(Records from a collection)
• • • •

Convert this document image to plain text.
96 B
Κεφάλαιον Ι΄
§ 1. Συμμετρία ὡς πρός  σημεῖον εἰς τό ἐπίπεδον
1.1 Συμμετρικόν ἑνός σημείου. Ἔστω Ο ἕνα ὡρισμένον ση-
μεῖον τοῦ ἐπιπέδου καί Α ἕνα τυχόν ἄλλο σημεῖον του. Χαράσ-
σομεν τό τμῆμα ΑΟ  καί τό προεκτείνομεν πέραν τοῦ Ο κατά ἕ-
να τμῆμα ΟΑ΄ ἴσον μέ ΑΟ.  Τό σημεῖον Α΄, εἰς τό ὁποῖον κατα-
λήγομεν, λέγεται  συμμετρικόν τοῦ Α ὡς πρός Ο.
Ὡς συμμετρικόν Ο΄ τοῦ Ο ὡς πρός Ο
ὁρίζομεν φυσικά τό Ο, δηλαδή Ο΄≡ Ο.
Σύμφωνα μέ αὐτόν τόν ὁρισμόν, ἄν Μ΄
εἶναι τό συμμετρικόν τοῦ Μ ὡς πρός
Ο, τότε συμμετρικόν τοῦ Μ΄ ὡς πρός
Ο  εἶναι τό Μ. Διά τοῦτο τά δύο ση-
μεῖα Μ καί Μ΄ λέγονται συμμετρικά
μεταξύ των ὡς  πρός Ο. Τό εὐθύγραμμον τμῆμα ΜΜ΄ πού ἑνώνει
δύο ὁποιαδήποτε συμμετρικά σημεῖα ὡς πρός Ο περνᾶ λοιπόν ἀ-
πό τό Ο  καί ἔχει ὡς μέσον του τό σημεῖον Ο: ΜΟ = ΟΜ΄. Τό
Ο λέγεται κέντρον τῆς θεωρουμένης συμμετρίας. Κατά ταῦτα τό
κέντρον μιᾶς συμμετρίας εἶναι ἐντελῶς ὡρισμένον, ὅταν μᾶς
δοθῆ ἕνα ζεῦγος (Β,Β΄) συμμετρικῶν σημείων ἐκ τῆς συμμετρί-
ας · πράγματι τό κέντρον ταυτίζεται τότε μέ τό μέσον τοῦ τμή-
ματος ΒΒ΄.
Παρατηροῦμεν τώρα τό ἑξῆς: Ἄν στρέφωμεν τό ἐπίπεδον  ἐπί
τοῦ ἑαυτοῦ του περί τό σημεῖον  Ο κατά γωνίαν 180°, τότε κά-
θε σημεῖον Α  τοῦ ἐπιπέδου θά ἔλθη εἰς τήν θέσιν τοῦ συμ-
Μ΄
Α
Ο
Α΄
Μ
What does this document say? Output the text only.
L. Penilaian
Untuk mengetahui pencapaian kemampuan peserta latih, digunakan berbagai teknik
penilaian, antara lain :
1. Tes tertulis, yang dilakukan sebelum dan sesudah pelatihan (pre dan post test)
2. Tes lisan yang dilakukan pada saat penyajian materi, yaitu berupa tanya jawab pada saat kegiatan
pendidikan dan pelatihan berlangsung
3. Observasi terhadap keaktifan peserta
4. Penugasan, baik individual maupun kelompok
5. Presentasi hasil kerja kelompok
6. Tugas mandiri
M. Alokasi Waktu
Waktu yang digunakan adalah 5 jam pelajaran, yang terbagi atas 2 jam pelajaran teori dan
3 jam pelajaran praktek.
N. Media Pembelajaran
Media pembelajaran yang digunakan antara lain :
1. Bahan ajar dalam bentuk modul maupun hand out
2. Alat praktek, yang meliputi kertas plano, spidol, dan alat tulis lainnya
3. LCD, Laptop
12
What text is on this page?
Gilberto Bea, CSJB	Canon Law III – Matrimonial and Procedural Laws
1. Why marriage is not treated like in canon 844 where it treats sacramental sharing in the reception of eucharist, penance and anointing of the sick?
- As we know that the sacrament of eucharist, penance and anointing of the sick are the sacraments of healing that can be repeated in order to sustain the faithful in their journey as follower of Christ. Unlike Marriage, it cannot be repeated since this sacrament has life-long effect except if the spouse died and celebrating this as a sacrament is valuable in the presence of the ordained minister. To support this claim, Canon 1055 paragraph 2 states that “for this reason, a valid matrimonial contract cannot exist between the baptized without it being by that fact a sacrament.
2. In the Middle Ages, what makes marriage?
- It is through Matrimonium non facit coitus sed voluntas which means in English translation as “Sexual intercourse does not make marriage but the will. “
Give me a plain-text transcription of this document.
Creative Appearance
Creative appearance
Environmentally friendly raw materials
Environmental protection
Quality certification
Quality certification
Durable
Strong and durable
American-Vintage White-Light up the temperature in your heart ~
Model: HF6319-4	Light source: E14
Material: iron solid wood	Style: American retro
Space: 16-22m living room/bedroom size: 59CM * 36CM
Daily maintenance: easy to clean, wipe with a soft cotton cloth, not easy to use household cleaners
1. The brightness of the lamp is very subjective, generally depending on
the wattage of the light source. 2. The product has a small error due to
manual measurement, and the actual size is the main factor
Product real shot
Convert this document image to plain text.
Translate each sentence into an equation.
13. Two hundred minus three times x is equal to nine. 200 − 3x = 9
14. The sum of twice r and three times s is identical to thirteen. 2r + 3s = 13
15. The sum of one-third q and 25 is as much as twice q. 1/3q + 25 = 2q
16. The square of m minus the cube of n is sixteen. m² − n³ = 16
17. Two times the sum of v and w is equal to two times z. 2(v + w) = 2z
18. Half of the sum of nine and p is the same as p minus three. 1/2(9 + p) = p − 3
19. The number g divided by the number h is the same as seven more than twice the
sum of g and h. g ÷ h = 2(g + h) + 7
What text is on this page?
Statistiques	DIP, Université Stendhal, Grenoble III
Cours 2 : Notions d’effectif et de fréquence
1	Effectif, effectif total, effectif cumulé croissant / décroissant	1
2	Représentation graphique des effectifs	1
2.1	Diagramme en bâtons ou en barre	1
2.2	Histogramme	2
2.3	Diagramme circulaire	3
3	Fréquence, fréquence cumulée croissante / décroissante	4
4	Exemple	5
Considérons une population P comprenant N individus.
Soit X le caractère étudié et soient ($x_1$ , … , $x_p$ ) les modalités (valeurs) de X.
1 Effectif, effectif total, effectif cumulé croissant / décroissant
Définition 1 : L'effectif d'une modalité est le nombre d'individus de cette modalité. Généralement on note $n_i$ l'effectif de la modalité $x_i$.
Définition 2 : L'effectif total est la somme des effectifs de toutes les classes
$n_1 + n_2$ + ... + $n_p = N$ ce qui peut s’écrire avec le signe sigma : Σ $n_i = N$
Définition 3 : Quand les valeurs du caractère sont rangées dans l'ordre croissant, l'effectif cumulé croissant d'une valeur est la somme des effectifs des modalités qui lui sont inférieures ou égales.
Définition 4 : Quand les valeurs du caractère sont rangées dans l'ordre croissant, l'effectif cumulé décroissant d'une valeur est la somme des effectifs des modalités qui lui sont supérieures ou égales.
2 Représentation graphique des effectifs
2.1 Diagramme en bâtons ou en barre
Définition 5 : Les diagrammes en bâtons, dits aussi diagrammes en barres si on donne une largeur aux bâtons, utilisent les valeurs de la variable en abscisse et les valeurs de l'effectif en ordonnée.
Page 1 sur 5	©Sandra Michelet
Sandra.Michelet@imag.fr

• • • •

> **EXERCISE TASK**
Look for "equal" and pull out every line that has it.

> **ANSWER FOR THE TASK**
13. Two hundred minus three times x is equal to nine. 200 − 3x = 9
17. Two times the sum of v and w is equal to two times z. 2(v + w) = 2z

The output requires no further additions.